▶ **SUPPLIED INFORMATION**:

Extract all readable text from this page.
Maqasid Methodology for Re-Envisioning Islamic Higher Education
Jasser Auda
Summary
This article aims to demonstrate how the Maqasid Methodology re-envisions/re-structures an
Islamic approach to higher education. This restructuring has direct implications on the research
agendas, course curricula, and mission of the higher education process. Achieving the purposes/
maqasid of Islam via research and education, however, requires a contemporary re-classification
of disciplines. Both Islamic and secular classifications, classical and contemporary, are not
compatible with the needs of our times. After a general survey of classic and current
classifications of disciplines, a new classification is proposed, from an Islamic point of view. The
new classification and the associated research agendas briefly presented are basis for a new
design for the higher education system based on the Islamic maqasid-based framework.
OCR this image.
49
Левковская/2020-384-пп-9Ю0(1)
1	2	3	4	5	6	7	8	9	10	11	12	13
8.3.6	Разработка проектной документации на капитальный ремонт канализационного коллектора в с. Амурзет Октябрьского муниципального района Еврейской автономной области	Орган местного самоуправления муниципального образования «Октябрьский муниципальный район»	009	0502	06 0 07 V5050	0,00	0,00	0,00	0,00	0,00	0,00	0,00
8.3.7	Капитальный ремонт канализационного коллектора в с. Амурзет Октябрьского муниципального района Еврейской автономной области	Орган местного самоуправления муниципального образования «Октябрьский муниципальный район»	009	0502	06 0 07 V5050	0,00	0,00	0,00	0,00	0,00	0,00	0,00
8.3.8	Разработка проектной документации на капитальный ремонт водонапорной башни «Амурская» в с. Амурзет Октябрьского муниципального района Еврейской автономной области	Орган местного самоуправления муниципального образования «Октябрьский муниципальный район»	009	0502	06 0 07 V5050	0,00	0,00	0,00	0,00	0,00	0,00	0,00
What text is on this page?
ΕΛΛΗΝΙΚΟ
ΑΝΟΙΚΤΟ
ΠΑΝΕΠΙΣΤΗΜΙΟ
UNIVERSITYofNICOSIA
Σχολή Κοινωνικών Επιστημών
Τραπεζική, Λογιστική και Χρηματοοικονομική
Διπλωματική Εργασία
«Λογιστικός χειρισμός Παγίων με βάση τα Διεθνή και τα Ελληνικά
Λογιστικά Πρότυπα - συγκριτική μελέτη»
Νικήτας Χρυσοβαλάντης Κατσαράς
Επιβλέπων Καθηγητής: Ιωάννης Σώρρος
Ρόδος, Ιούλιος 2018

▶ **PROBLEM TO SOLVE**: Transcribe the material exactly as it reads.

▶ **WRITTEN ANSWER**:
Extract all readable text from this page.
Maqasid Methodology for Re-Envisioning Islamic Higher Education
Jasser Auda
Summary
This article aims to demonstrate how the Maqasid Methodology re-envisions/re-structures an
Islamic approach to higher education. This restructuring has direct implications on the research
agendas, course curricula, and mission of the higher education process. Achieving the purposes/
maqasid of Islam via research and education, however, requires a contemporary re-classification
of disciplines. Both Islamic and secular classifications, classical and contemporary, are not
compatible with the needs of our times. After a general survey of classic and current
classifications of disciplines, a new classification is proposed, from an Islamic point of view. The
new classification and the associated research agendas briefly presented are basis for a new
design for the higher education system based on the Islamic maqasid-based framework.
OCR this image.
49
Левковская/2020-384-пп-9Ю0(1)
1	2	3	4	5	6	7	8	9	10	11	12	13
8.3.6	Разработка проектной документации на капитальный ремонт канализационного коллектора в с. Амурзет Октябрьского муниципального района Еврейской автономной области	Орган местного самоуправления муниципального образования «Октябрьский муниципальный район»	009	0502	06 0 07 V5050	0,00	0,00	0,00	0,00	0,00	0,00	0,00
8.3.7	Капитальный ремонт канализационного коллектора в с. Амурзет Октябрьского муниципального района Еврейской автономной области	Орган местного самоуправления муниципального образования «Октябрьский муниципальный район»	009	0502	06 0 07 V5050	0,00	0,00	0,00	0,00	0,00	0,00	0,00
8.3.8	Разработка проектной документации на капитальный ремонт водонапорной башни «Амурская» в с. Амурзет Октябрьского муниципального района Еврейской автономной области	Орган местного самоуправления муниципального образования «Октябрьский муниципальный район»	009	0502	06 0 07 V5050	0,00	0,00	0,00	0,00	0,00	0,00	0,00
What text is on this page?
ΕΛΛΗΝΙΚΟ
ΑΝΟΙΚΤΟ
ΠΑΝΕΠΙΣΤΗΜΙΟ
UNIVERSITYofNICOSIA
Σχολή Κοινωνικών Επιστημών
Τραπεζική, Λογιστική και Χρηματοοικονομική
Διπλωματική Εργασία
«Λογιστικός χειρισμός Παγίων με βάση τα Διεθνή και τα Ελληνικά
Λογιστικά Πρότυπα - συγκριτική μελέτη»
Νικήτας Χρυσοβαλάντης Κατσαράς
Επιβλέπων Καθηγητής: Ιωάννης Σώρρος
Ρόδος, Ιούλιος 2018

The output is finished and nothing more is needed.